Aim of the task
Set down all of the data that follows word for word, without the images.
---- Data for processing
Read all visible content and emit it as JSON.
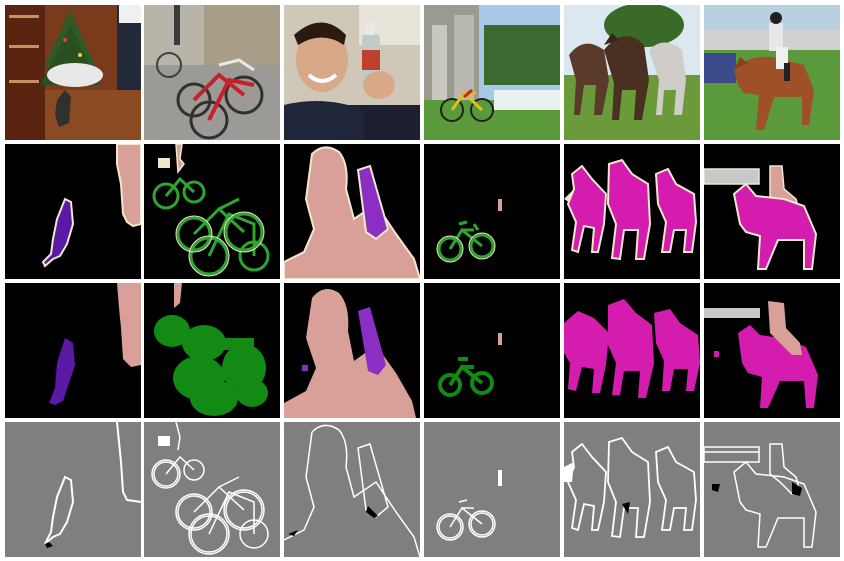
{
  "figure": {
    "columns": [
      "christmas-dog",
      "bicycles",
      "man-bottle",
      "bicycle-dam",
      "horses",
      "horse-rider"
    ],
    "rows": [
      "photo",
      "ground-truth-segmentation",
      "predicted-segmentation",
      "boundary-map"
    ]
  },
  "colors": {
    "background": "#000000",
    "boundary_background": "#7f7f7f",
    "boundary_line": "#ffffff",
    "dog": "#5b1aa6",
    "person": "#d9a09a",
    "bicycle": "#2ea62e",
    "bicycle_pred": "#138a13",
    "bottle": "#8a2ec4",
    "horse": "#d41cae",
    "contour": "#f0e8cc",
    "unlabeled": "#c8c8c8"
  }
}
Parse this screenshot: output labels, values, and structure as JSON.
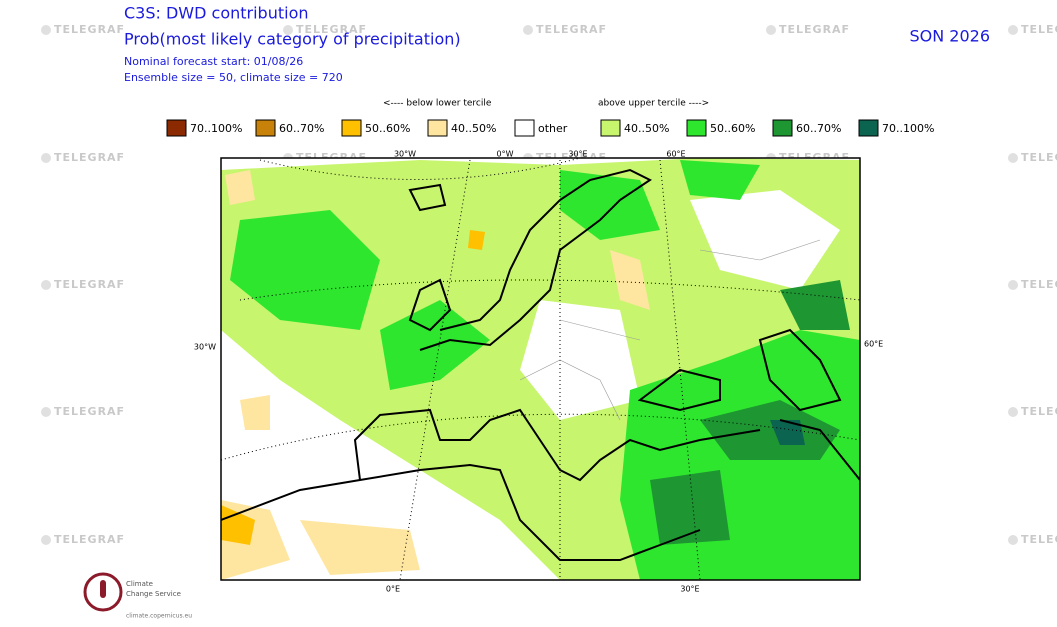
{
  "header": {
    "title": "C3S: DWD contribution",
    "subtitle": "Prob(most likely category of precipitation)",
    "forecast_start": "Nominal forecast start: 01/08/26",
    "ensemble": "Ensemble size = 50, climate size = 720",
    "season": "SON 2026"
  },
  "legend": {
    "below_label": "<---- below lower tercile",
    "above_label": "above upper tercile ---->",
    "items": [
      {
        "label": "70..100%",
        "color": "#8b2a00"
      },
      {
        "label": "60..70%",
        "color": "#c8820a"
      },
      {
        "label": "50..60%",
        "color": "#ffc000"
      },
      {
        "label": "40..50%",
        "color": "#ffe6a0"
      },
      {
        "label": "other",
        "color": "#ffffff"
      },
      {
        "label": "40..50%",
        "color": "#c8f56e"
      },
      {
        "label": "50..60%",
        "color": "#2ee62e"
      },
      {
        "label": "60..70%",
        "color": "#1e9632"
      },
      {
        "label": "70..100%",
        "color": "#0a6450"
      }
    ]
  },
  "map": {
    "top_labels": [
      "30°W",
      "0°W",
      "30°E",
      "60°E"
    ],
    "left_label": "30°W",
    "right_label": "60°E",
    "bottom_labels": [
      "0°E",
      "30°E"
    ]
  },
  "watermark": "TELEGRAF",
  "logo": {
    "line1": "Climate",
    "line2": "Change Service",
    "url": "climate.copernicus.eu"
  }
}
--------
Exercise answer
Read all visible content and emit it as JSON.
{
  "figure": {
    "columns": [
      "christmas-dog",
      "bicycles",
      "man-bottle",
      "bicycle-dam",
      "horses",
      "horse-rider"
    ],
    "rows": [
      "photo",
      "ground-truth-segmentation",
      "predicted-segmentation",
      "boundary-map"
    ]
  },
  "colors": {
    "background": "#000000",
    "boundary_background": "#7f7f7f",
    "boundary_line": "#ffffff",
    "dog": "#5b1aa6",
    "person": "#d9a09a",
    "bicycle": "#2ea62e",
    "bicycle_pred": "#138a13",
    "bottle": "#8a2ec4",
    "horse": "#d41cae",
    "contour": "#f0e8cc",
    "unlabeled": "#c8c8c8"
  }
}
Parse this screenshot: output labels, values, and structure as JSON.
{
  "header": {
    "title": "C3S: DWD contribution",
    "subtitle": "Prob(most likely category of precipitation)",
    "forecast_start": "Nominal forecast start: 01/08/26",
    "ensemble": "Ensemble size = 50, climate size = 720",
    "season": "SON 2026"
  },
  "legend": {
    "below_label": "<---- below lower tercile",
    "above_label": "above upper tercile ---->",
    "items": [
      {
        "label": "70..100%",
        "color": "#8b2a00"
      },
      {
        "label": "60..70%",
        "color": "#c8820a"
      },
      {
        "label": "50..60%",
        "color": "#ffc000"
      },
      {
        "label": "40..50%",
        "color": "#ffe6a0"
      },
      {
        "label": "other",
        "color": "#ffffff"
      },
      {
        "label": "40..50%",
        "color": "#c8f56e"
      },
      {
        "label": "50..60%",
        "color": "#2ee62e"
      },
      {
        "label": "60..70%",
        "color": "#1e9632"
      },
      {
        "label": "70..100%",
        "color": "#0a6450"
      }
    ]
  },
  "map": {
    "top_labels": [
      "30°W",
      "0°W",
      "30°E",
      "60°E"
    ],
    "left_label": "30°W",
    "right_label": "60°E",
    "bottom_labels": [
      "0°E",
      "30°E"
    ]
  },
  "watermark": "TELEGRAF",
  "logo": {
    "line1": "Climate",
    "line2": "Change Service",
    "url": "climate.copernicus.eu"
  }
}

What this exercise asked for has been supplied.